= RECORDS PROVIDED =

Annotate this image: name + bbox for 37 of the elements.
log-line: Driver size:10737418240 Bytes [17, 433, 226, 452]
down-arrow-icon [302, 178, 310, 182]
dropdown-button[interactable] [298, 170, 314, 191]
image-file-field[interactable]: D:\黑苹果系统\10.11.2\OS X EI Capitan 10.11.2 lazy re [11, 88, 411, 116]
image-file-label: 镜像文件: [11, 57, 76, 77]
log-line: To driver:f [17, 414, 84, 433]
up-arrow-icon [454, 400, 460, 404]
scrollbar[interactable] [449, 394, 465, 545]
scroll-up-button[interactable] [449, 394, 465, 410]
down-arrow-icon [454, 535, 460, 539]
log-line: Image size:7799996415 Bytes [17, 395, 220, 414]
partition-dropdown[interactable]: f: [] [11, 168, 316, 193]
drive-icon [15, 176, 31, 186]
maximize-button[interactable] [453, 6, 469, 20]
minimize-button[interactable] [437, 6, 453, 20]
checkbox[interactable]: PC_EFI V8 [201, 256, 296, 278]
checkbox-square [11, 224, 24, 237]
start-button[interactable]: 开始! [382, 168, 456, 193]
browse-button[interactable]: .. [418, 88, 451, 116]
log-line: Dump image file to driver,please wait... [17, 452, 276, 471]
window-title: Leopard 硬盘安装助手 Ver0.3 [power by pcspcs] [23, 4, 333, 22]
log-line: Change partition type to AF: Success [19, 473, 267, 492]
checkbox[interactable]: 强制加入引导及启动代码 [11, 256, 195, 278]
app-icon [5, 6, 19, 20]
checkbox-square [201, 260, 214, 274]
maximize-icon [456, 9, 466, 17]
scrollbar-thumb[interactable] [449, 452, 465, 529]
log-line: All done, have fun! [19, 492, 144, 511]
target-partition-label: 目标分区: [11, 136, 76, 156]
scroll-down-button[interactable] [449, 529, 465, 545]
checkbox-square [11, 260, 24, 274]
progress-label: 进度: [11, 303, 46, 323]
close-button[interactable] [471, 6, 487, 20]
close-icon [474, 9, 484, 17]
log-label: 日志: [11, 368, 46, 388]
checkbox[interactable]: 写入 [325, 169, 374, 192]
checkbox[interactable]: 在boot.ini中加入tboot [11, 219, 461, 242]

--

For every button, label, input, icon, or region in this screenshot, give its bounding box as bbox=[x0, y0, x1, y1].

= PROMPT =
Copy the lines from the one containing "Annotate this image: name" through the one containing "up-arrow-icon [454, 400, 460, 404]", substituting "log-entry" for every "log-line" and leaving everything else unchanged.

= SOLUTION FOR THIS TASK =
Annotate this image: name + bbox for 37 of the elements.
log-entry: Driver size:10737418240 Bytes [17, 433, 226, 452]
down-arrow-icon [302, 178, 310, 182]
dropdown-button[interactable] [298, 170, 314, 191]
image-file-field[interactable]: D:\黑苹果系统\10.11.2\OS X EI Capitan 10.11.2 lazy re [11, 88, 411, 116]
image-file-label: 镜像文件: [11, 57, 76, 77]
log-entry: To driver:f [17, 414, 84, 433]
up-arrow-icon [454, 400, 460, 404]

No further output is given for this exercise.